(Layout element annotations)
-- BEGIN --

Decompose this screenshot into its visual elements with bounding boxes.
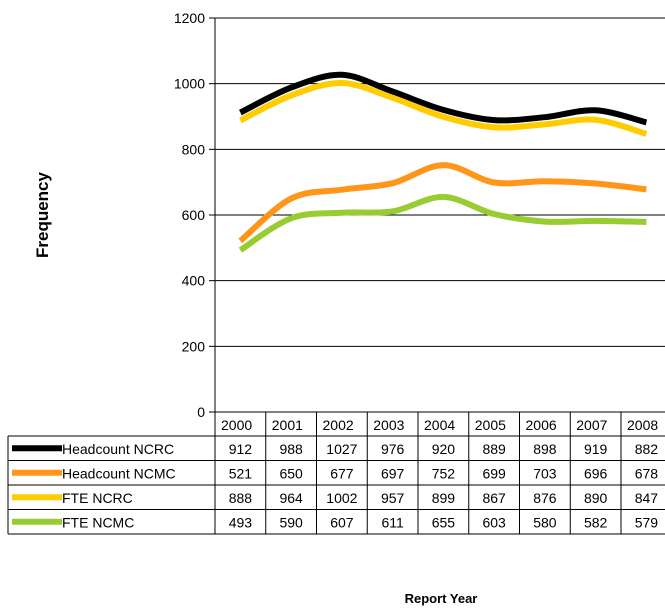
table-cell: 603: [482, 515, 506, 531]
x-tick-label: 2002: [323, 417, 354, 433]
series-name: FTE NCMC: [62, 515, 134, 531]
table-cell: 976: [381, 441, 405, 457]
x-tick-label: 2005: [475, 417, 506, 433]
table-cell: 650: [279, 466, 303, 482]
table-cell: 919: [584, 441, 608, 457]
x-tick-label: 2007: [576, 417, 607, 433]
table-cell: 888: [229, 490, 253, 506]
x-axis-label: Report Year: [405, 591, 478, 606]
table-cell: 611: [381, 515, 404, 531]
table-cell: 697: [381, 466, 405, 482]
table-cell: 607: [330, 515, 354, 531]
table-cell: 582: [584, 515, 608, 531]
table-cell: 964: [279, 490, 303, 506]
x-tick-label: 2003: [373, 417, 404, 433]
x-tick-label: 2001: [272, 417, 303, 433]
table-cell: 889: [482, 441, 506, 457]
x-tick-label: 2000: [221, 417, 252, 433]
table-cell: 899: [432, 490, 456, 506]
y-tick-label: 1200: [174, 10, 205, 26]
series-name: FTE NCRC: [62, 490, 133, 506]
table-cell: 493: [229, 515, 253, 531]
table-cell: 847: [635, 490, 659, 506]
table-cell: 920: [432, 441, 456, 457]
series-name: Headcount NCMC: [62, 466, 176, 482]
table-cell: 890: [584, 490, 608, 506]
table-cell: 912: [229, 441, 253, 457]
table-cell: 752: [432, 466, 456, 482]
table-cell: 703: [533, 466, 557, 482]
table-cell: 988: [279, 441, 303, 457]
x-tick-label: 2006: [526, 417, 557, 433]
series-name: Headcount NCRC: [62, 441, 174, 457]
data-table: 2000 2001 2002 2003 2004 2005 2006 2007 2008 Head…: [7, 411, 665, 535]
table-cell: 699: [482, 466, 506, 482]
table-cell: 696: [584, 466, 608, 482]
y-axis: 0 200 400 600 800 1000 1200: [174, 10, 216, 420]
table-cell: 590: [279, 515, 303, 531]
table-cell: 867: [482, 490, 506, 506]
y-tick-label: 600: [182, 207, 206, 223]
table-cell: 957: [381, 490, 405, 506]
series-line-2: [238, 162, 647, 244]
table-cell: 882: [635, 441, 659, 457]
table-cell: 655: [432, 515, 456, 531]
table-cell: 677: [330, 466, 354, 482]
series-line-1: [239, 71, 648, 126]
y-tick-label: 200: [182, 338, 206, 354]
table-cell: 678: [635, 466, 659, 482]
x-tick-label: 2004: [424, 417, 455, 433]
table-cell: 580: [533, 515, 557, 531]
table-cell: 579: [635, 515, 659, 531]
table-cell: 1002: [326, 490, 357, 506]
table-cell: 1027: [326, 441, 357, 457]
x-tick-label: 2008: [627, 417, 658, 433]
y-tick-label: 400: [182, 273, 206, 289]
y-tick-label: 0: [197, 404, 205, 420]
y-axis-label: Frequency: [33, 171, 52, 258]
table-cell: 898: [533, 441, 557, 457]
gridlines: [215, 17, 665, 347]
y-tick-label: 1000: [174, 76, 205, 92]
series-line-4: [238, 193, 647, 253]
table-cell: 521: [229, 466, 253, 482]
series-line-3: [239, 79, 648, 137]
table-cell: 876: [533, 490, 557, 506]
y-tick-label: 800: [182, 141, 206, 157]
series-lines: [238, 71, 648, 253]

-- END --

▸ **Task to complete**
Copy out all of the lines above word for word, leaving out the picture.

▸ **Answer to the task**
Decompose this screenshot into its visual elements with bounding boxes.
table-cell: 603: [482, 515, 506, 531]
x-tick-label: 2002: [323, 417, 354, 433]
series-name: FTE NCMC: [62, 515, 134, 531]
table-cell: 976: [381, 441, 405, 457]
x-tick-label: 2005: [475, 417, 506, 433]
table-cell: 650: [279, 466, 303, 482]
table-cell: 919: [584, 441, 608, 457]
x-tick-label: 2007: [576, 417, 607, 433]
table-cell: 888: [229, 490, 253, 506]
x-axis-label: Report Year: [405, 591, 478, 606]
table-cell: 611: [381, 515, 404, 531]
table-cell: 697: [381, 466, 405, 482]
table-cell: 607: [330, 515, 354, 531]
table-cell: 582: [584, 515, 608, 531]
table-cell: 964: [279, 490, 303, 506]
x-tick-label: 2003: [373, 417, 404, 433]
x-tick-label: 2001: [272, 417, 303, 433]
table-cell: 889: [482, 441, 506, 457]
x-tick-label: 2000: [221, 417, 252, 433]
table-cell: 899: [432, 490, 456, 506]
y-tick-label: 1200: [174, 10, 205, 26]
series-name: FTE NCRC: [62, 490, 133, 506]
table-cell: 493: [229, 515, 253, 531]
table-cell: 847: [635, 490, 659, 506]
table-cell: 920: [432, 441, 456, 457]
series-name: Headcount NCMC: [62, 466, 176, 482]
table-cell: 890: [584, 490, 608, 506]
table-cell: 912: [229, 441, 253, 457]
table-cell: 752: [432, 466, 456, 482]
table-cell: 703: [533, 466, 557, 482]
table-cell: 988: [279, 441, 303, 457]
x-tick-label: 2006: [526, 417, 557, 433]
series-name: Headcount NCRC: [62, 441, 174, 457]
data-table: 2000 2001 2002 2003 2004 2005 2006 2007 2008 Head…: [7, 411, 665, 535]
table-cell: 699: [482, 466, 506, 482]
table-cell: 696: [584, 466, 608, 482]
y-axis: 0 200 400 600 800 1000 1200: [174, 10, 216, 420]
table-cell: 590: [279, 515, 303, 531]
table-cell: 867: [482, 490, 506, 506]
y-tick-label: 600: [182, 207, 206, 223]
table-cell: 957: [381, 490, 405, 506]
series-line-2: [238, 162, 647, 244]
table-cell: 882: [635, 441, 659, 457]
table-cell: 655: [432, 515, 456, 531]
table-cell: 677: [330, 466, 354, 482]
series-line-1: [239, 71, 648, 126]
y-tick-label: 200: [182, 338, 206, 354]
table-cell: 678: [635, 466, 659, 482]
x-tick-label: 2004: [424, 417, 455, 433]
table-cell: 580: [533, 515, 557, 531]
table-cell: 579: [635, 515, 659, 531]
table-cell: 1002: [326, 490, 357, 506]
table-cell: 1027: [326, 441, 357, 457]
x-tick-label: 2008: [627, 417, 658, 433]
y-tick-label: 400: [182, 273, 206, 289]
y-tick-label: 0: [197, 404, 205, 420]
y-axis-label: Frequency: [33, 171, 52, 258]
table-cell: 898: [533, 441, 557, 457]
gridlines: [215, 17, 665, 347]
y-tick-label: 1000: [174, 76, 205, 92]
series-line-4: [238, 193, 647, 253]
table-cell: 521: [229, 466, 253, 482]
series-line-3: [239, 79, 648, 137]
table-cell: 876: [533, 490, 557, 506]
y-tick-label: 800: [182, 141, 206, 157]
series-lines: [238, 71, 648, 253]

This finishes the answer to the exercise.